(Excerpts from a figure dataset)

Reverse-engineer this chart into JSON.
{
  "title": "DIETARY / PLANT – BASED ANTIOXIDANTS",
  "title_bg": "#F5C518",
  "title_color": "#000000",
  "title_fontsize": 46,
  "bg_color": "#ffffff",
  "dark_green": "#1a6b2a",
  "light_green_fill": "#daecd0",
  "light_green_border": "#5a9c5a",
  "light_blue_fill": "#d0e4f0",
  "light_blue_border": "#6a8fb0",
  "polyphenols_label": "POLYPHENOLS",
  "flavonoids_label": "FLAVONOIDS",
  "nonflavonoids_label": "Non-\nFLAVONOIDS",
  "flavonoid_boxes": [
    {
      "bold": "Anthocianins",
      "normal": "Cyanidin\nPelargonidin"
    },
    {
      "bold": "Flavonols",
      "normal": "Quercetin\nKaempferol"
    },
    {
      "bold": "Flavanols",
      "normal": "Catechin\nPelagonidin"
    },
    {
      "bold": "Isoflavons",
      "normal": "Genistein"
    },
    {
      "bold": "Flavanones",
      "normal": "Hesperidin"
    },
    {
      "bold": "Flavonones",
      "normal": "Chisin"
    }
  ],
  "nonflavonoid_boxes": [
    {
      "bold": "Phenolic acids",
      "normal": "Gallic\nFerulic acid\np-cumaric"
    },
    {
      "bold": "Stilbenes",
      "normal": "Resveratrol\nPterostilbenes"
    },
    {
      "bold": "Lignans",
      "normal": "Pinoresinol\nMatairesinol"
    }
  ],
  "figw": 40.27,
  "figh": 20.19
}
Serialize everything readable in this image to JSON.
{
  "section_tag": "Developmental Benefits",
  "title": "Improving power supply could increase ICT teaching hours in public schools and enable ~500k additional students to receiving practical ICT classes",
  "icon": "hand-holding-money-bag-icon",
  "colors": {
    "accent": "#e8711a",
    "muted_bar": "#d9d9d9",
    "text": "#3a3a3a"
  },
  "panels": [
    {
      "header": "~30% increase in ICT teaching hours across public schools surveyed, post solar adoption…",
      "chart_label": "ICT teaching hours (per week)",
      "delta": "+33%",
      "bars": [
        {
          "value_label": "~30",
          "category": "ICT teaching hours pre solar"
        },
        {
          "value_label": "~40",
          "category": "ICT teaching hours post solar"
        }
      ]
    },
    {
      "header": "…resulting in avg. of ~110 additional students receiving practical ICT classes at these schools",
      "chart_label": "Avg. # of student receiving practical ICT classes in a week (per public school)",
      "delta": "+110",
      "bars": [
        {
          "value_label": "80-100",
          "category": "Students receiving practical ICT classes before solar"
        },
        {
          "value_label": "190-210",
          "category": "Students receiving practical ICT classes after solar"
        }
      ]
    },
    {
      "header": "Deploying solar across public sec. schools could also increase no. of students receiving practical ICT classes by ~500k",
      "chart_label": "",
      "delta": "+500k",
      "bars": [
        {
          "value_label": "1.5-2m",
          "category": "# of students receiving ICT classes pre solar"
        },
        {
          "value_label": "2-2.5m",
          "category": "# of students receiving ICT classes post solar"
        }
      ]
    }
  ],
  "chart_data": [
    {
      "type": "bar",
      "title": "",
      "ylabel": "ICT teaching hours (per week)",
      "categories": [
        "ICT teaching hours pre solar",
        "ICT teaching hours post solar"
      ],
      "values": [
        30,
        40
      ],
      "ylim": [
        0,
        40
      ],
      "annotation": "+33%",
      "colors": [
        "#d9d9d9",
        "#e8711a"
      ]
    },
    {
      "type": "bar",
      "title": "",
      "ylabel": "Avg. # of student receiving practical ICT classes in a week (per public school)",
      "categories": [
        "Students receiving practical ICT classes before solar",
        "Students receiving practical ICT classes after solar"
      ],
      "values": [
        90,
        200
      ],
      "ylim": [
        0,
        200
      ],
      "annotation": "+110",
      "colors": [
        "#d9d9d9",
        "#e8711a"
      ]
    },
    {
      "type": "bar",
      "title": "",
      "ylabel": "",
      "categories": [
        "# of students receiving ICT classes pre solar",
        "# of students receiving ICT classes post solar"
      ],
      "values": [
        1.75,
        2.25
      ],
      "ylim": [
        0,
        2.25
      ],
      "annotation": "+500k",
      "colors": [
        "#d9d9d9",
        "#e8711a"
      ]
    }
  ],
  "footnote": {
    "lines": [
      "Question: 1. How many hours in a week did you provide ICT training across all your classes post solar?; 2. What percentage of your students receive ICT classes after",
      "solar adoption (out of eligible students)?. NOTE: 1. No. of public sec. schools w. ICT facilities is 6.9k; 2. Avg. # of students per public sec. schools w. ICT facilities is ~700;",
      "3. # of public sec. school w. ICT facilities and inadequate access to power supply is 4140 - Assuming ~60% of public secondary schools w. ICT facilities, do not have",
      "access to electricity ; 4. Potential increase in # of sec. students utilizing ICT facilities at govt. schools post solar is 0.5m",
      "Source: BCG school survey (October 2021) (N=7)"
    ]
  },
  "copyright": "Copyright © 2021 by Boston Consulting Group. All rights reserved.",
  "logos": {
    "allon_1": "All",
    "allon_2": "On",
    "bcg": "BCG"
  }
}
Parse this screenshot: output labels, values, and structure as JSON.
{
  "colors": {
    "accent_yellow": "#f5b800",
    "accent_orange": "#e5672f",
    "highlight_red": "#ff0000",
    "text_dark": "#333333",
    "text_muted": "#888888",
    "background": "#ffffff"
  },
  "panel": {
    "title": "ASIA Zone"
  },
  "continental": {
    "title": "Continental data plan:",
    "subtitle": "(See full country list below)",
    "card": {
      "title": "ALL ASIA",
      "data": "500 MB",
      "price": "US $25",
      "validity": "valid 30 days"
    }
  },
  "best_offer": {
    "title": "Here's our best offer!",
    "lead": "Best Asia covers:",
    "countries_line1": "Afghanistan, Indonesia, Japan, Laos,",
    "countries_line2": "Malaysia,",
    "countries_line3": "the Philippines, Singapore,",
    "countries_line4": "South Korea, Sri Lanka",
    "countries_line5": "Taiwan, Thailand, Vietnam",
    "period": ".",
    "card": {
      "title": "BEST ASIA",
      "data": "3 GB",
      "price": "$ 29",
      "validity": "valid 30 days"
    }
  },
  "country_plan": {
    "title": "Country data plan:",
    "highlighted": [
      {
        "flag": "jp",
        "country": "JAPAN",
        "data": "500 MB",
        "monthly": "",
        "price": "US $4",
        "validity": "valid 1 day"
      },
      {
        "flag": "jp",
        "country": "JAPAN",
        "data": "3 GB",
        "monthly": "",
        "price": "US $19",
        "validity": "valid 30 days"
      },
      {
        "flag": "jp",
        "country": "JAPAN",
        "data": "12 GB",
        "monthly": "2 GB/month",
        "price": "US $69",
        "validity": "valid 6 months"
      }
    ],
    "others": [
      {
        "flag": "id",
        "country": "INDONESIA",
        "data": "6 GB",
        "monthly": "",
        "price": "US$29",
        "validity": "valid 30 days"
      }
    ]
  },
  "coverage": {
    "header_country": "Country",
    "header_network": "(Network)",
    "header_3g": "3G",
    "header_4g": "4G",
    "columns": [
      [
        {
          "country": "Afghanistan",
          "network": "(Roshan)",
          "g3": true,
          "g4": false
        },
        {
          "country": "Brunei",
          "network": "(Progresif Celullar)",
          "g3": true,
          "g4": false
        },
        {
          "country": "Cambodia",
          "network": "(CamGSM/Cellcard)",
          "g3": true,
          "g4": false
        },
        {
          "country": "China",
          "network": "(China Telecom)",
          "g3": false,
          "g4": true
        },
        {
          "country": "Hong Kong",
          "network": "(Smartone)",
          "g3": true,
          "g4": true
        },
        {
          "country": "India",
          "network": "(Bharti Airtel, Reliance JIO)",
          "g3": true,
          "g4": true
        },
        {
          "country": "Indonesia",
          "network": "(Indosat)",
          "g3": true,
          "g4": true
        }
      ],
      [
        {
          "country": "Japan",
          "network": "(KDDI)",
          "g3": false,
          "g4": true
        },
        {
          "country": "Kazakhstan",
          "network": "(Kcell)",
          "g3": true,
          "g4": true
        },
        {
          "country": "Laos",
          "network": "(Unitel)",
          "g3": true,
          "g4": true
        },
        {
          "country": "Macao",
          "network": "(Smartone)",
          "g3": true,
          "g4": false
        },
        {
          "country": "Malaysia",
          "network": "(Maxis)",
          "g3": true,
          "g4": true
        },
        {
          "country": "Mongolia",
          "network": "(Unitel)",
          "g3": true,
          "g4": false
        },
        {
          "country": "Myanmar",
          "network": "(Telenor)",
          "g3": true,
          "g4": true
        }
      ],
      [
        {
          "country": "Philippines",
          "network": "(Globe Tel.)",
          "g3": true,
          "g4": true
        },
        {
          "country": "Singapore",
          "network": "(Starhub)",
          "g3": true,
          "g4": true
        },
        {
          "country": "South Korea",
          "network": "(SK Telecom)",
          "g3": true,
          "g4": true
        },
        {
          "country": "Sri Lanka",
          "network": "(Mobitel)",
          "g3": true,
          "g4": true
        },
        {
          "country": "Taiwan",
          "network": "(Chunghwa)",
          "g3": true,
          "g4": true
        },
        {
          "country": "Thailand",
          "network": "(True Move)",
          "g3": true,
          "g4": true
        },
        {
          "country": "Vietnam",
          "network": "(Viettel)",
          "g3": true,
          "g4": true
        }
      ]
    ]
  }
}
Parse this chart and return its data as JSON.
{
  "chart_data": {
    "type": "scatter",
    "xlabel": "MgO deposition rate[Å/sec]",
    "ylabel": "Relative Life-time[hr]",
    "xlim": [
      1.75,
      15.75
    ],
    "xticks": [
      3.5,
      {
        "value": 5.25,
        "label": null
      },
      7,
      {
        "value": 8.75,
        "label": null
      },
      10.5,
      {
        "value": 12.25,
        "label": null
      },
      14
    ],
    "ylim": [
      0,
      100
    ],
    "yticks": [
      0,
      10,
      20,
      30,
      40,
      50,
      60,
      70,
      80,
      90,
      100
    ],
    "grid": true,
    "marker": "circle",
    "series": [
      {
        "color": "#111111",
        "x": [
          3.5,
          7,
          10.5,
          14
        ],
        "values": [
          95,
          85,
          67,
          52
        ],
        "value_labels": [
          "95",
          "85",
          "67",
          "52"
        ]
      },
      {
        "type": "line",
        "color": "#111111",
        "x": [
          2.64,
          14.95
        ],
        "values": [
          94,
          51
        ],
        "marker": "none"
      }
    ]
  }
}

§ Exercise prompt
Pick out the lines that include the word "across" and write them out.

§ Output
      "header": "~30% increase in ICT teaching hours across public schools surveyed, post solar adoption…",
      "header": "Deploying solar across public sec. schools could also increase no. of students receiving practical ICT classes by ~500k",
      "Question: 1. How many hours in a week did you provide ICT training across all your classes post solar?; 2. What percentage of your students receive ICT classes after",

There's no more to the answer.